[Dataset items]

------------------------------------------------------------------------

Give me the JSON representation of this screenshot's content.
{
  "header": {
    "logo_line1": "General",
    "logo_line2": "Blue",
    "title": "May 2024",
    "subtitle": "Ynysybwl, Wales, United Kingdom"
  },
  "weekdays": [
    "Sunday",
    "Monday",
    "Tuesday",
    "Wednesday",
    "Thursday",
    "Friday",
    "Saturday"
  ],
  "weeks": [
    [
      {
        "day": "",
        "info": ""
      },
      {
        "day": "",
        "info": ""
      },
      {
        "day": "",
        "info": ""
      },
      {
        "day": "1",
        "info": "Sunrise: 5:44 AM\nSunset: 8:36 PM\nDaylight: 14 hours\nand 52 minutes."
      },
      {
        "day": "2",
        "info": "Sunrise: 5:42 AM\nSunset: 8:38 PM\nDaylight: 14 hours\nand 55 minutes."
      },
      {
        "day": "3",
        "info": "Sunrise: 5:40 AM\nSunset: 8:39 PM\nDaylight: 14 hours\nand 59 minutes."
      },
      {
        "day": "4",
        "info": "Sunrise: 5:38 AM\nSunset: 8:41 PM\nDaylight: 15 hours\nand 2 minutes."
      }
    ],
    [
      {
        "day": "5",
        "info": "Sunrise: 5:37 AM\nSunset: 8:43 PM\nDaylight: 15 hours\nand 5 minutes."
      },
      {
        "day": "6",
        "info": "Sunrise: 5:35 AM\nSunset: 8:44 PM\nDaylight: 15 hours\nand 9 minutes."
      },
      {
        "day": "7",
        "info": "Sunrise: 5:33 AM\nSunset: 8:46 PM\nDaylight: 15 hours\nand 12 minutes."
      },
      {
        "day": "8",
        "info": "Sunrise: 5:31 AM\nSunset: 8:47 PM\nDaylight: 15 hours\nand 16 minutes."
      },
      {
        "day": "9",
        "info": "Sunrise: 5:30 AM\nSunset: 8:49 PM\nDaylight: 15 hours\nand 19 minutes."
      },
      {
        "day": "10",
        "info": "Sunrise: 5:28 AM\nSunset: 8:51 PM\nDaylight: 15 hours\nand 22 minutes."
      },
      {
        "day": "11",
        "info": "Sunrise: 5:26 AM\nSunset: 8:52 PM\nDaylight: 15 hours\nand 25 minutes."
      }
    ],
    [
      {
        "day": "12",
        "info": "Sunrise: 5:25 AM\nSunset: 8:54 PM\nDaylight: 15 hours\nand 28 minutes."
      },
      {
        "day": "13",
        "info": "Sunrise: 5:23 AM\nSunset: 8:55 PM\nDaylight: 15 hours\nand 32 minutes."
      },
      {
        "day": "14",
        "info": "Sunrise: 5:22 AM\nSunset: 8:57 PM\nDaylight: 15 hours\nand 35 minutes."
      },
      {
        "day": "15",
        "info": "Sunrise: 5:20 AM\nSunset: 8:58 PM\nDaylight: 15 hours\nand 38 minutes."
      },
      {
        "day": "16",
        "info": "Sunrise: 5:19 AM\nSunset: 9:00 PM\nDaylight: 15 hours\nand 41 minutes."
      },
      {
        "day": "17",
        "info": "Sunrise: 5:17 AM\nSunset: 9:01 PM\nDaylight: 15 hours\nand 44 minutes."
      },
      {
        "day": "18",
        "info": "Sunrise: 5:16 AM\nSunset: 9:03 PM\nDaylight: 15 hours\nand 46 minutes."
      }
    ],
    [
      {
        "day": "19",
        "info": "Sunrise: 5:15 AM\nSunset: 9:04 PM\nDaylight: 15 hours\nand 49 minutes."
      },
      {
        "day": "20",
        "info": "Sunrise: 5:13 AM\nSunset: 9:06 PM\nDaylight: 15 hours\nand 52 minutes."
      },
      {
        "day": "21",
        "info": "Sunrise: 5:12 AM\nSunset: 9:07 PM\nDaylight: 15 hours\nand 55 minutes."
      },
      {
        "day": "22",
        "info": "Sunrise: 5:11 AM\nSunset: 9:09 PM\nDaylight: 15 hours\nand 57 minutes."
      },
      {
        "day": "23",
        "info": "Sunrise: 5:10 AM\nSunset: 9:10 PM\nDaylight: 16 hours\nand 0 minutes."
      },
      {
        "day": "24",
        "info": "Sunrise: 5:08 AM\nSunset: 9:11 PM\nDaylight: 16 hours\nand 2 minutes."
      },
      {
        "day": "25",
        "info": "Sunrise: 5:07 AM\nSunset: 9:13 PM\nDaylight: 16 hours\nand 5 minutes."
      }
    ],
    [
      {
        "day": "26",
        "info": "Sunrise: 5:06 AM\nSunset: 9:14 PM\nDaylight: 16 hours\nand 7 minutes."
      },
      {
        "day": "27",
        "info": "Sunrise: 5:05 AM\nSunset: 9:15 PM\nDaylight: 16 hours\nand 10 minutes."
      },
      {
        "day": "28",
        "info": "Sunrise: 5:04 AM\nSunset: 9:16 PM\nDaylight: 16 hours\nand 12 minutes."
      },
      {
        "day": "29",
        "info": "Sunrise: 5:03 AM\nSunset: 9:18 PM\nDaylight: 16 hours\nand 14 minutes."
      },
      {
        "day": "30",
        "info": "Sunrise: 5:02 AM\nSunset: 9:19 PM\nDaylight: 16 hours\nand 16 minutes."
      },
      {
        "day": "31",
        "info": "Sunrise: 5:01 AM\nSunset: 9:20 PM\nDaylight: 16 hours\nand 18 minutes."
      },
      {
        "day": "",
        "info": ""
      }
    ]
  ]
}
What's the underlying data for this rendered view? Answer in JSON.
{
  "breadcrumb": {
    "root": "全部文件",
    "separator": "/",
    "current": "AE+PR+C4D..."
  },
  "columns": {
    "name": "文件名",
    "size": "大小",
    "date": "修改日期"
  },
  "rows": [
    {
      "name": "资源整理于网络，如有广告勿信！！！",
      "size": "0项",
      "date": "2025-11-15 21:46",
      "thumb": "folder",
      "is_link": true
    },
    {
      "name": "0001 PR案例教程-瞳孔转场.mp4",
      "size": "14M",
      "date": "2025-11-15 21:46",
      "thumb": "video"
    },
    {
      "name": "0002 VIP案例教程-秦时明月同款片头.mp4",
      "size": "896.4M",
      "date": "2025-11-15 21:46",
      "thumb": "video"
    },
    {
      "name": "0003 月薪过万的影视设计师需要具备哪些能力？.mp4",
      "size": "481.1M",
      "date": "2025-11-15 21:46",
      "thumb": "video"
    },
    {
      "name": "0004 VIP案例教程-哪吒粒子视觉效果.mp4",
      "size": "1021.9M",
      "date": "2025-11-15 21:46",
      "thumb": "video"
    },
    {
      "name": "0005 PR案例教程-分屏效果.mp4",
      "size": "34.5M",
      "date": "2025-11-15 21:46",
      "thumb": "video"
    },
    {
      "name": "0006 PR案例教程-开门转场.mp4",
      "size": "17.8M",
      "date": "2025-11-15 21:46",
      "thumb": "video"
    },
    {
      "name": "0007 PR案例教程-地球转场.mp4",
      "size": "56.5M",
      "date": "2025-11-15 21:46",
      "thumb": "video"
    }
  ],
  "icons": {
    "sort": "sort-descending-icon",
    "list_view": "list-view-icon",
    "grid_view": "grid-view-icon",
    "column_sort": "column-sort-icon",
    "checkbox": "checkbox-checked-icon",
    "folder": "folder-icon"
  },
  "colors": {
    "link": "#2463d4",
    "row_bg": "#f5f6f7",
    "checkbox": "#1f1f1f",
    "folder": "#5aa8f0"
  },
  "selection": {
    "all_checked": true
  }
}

------------------------------------------------------------------------

Reproduce the final stretch of the data above: every line from the one holding "What's the underlying" through the end, inclusive, exactly as written and nothing else.

• _RESULT_
What's the underlying data for this rendered view? Answer in JSON.
{
  "breadcrumb": {
    "root": "全部文件",
    "separator": "/",
    "current": "AE+PR+C4D..."
  },
  "columns": {
    "name": "文件名",
    "size": "大小",
    "date": "修改日期"
  },
  "rows": [
    {
      "name": "资源整理于网络，如有广告勿信！！！",
      "size": "0项",
      "date": "2025-11-15 21:46",
      "thumb": "folder",
      "is_link": true
    },
    {
      "name": "0001 PR案例教程-瞳孔转场.mp4",
      "size": "14M",
      "date": "2025-11-15 21:46",
      "thumb": "video"
    },
    {
      "name": "0002 VIP案例教程-秦时明月同款片头.mp4",
      "size": "896.4M",
      "date": "2025-11-15 21:46",
      "thumb": "video"
    },
    {
      "name": "0003 月薪过万的影视设计师需要具备哪些能力？.mp4",
      "size": "481.1M",
      "date": "2025-11-15 21:46",
      "thumb": "video"
    },
    {
      "name": "0004 VIP案例教程-哪吒粒子视觉效果.mp4",
      "size": "1021.9M",
      "date": "2025-11-15 21:46",
      "thumb": "video"
    },
    {
      "name": "0005 PR案例教程-分屏效果.mp4",
      "size": "34.5M",
      "date": "2025-11-15 21:46",
      "thumb": "video"
    },
    {
      "name": "0006 PR案例教程-开门转场.mp4",
      "size": "17.8M",
      "date": "2025-11-15 21:46",
      "thumb": "video"
    },
    {
      "name": "0007 PR案例教程-地球转场.mp4",
      "size": "56.5M",
      "date": "2025-11-15 21:46",
      "thumb": "video"
    }
  ],
  "icons": {
    "sort": "sort-descending-icon",
    "list_view": "list-view-icon",
    "grid_view": "grid-view-icon",
    "column_sort": "column-sort-icon",
    "checkbox": "checkbox-checked-icon",
    "folder": "folder-icon"
  },
  "colors": {
    "link": "#2463d4",
    "row_bg": "#f5f6f7",
    "checkbox": "#1f1f1f",
    "folder": "#5aa8f0"
  },
  "selection": {
    "all_checked": true
  }
}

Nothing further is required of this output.